» **Set exercise**
Render the entries from the first line through the line containing "- pie-slice-sustainability-managers: [228, 387, 465, 645]" as a Markdown table with two columns, Row and Entry line. Give one numbered row per line and leave out blank lines.

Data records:

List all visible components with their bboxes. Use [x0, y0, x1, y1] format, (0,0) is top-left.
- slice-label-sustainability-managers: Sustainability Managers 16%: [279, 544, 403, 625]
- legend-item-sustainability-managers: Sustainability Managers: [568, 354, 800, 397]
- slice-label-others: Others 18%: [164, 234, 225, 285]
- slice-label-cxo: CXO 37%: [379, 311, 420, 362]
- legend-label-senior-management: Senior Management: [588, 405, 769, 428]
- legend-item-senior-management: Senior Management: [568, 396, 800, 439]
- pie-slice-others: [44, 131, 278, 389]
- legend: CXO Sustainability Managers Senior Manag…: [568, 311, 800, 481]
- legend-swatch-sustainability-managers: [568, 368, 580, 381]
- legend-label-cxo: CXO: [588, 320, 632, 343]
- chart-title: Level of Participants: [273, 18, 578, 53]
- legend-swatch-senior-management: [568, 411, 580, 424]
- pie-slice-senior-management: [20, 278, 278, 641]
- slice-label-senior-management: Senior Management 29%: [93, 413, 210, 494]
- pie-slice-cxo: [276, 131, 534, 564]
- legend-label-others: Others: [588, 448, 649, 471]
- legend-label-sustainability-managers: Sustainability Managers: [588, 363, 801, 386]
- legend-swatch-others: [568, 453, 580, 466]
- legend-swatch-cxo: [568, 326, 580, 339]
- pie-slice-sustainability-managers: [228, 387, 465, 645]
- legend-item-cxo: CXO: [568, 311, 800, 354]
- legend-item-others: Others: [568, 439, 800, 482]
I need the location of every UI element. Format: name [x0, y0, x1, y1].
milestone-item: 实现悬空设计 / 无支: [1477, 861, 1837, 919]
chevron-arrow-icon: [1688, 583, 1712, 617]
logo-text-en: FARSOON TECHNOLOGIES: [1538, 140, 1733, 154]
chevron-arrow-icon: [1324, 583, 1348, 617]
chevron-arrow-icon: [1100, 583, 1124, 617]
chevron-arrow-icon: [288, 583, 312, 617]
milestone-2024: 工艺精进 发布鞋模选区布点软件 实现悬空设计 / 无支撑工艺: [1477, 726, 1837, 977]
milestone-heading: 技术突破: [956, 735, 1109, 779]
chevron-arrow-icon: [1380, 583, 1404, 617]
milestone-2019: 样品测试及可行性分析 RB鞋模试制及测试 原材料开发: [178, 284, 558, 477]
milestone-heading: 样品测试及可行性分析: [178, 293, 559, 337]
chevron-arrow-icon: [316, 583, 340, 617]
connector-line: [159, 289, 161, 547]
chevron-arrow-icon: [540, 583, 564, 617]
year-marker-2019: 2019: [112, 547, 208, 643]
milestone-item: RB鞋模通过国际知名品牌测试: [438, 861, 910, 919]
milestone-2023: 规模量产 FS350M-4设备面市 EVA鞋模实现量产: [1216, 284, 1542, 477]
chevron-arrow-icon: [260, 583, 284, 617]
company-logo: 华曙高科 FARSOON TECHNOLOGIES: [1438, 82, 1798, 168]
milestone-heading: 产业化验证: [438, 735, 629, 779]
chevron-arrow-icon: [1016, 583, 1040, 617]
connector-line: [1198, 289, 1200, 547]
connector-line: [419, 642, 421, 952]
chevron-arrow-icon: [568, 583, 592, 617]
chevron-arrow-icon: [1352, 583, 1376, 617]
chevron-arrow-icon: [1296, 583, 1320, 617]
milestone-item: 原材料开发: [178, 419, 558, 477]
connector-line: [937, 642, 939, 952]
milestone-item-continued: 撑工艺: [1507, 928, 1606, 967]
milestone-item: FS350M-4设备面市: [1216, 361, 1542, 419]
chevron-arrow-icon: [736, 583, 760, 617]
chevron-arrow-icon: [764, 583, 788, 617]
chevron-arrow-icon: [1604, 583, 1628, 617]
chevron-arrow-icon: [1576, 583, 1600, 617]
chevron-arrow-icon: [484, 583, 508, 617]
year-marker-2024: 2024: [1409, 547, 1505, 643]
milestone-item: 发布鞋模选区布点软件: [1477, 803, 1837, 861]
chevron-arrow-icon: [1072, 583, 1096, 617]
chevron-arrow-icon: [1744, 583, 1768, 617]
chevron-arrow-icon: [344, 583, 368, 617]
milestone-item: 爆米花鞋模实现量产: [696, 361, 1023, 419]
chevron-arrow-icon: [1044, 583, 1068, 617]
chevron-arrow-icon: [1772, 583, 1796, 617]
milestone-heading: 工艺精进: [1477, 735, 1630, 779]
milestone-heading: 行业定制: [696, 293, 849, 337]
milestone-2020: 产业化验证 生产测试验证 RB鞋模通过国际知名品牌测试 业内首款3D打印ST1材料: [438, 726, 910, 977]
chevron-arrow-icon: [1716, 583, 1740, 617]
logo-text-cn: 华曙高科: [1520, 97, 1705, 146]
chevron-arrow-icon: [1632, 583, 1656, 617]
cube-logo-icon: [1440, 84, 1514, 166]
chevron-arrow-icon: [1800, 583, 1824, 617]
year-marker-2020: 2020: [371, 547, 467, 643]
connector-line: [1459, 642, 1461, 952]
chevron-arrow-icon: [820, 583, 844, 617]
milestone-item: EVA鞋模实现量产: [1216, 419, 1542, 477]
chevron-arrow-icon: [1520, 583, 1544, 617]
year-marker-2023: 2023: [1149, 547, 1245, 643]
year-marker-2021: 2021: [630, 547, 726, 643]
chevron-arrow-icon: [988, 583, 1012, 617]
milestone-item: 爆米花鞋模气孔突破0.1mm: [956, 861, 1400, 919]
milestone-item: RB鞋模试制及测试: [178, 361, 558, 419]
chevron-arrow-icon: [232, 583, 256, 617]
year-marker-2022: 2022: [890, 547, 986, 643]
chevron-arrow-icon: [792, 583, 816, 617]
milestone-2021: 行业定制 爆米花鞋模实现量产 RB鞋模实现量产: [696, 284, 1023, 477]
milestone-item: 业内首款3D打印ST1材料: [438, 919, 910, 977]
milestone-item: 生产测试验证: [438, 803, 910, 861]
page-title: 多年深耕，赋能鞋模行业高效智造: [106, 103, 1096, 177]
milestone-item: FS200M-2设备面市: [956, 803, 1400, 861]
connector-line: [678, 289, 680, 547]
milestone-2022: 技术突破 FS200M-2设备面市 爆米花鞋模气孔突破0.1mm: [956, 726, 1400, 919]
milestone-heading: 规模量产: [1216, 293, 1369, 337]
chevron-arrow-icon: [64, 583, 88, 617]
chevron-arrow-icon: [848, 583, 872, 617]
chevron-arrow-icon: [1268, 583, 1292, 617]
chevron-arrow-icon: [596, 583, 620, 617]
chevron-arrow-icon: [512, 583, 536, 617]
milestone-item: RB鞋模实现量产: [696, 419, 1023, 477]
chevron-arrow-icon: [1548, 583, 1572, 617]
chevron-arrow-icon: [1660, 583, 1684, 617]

» **Right answer**
| Row | Entry line |
|---|---|
| 1 | List all visible components with their bboxes. Use [x0, y0, x1, y1] format, (0,0) is top-left. |
| 2 | - slice-label-sustainability-managers: Sustainability Managers 16%: [279, 544, 403, 625] |
| 3 | - legend-item-sustainability-managers: Sustainability Managers: [568, 354, 800, 397] |
| 4 | - slice-label-others: Others 18%: [164, 234, 225, 285] |
| 5 | - slice-label-cxo: CXO 37%: [379, 311, 420, 362] |
| 6 | - legend-label-senior-management: Senior Management: [588, 405, 769, 428] |
| 7 | - legend-item-senior-management: Senior Management: [568, 396, 800, 439] |
| 8 | - pie-slice-others: [44, 131, 278, 389] |
| 9 | - legend: CXO Sustainability Managers Senior Manag…: [568, 311, 800, 481] |
| 10 | - legend-swatch-sustainability-managers: [568, 368, 580, 381] |
| 11 | - legend-label-cxo: CXO: [588, 320, 632, 343] |
| 12 | - chart-title: Level of Participants: [273, 18, 578, 53] |
| 13 | - legend-swatch-senior-management: [568, 411, 580, 424] |
| 14 | - pie-slice-senior-management: [20, 278, 278, 641] |
| 15 | - slice-label-senior-management: Senior Management 29%: [93, 413, 210, 494] |
| 16 | - pie-slice-cxo: [276, 131, 534, 564] |
| 17 | - legend-label-others: Others: [588, 448, 649, 471] |
| 18 | - legend-label-sustainability-managers: Sustainability Managers: [588, 363, 801, 386] |
| 19 | - legend-swatch-others: [568, 453, 580, 466] |
| 20 | - legend-swatch-cxo: [568, 326, 580, 339] |
| 21 | - pie-slice-sustainability-managers: [228, 387, 465, 645] |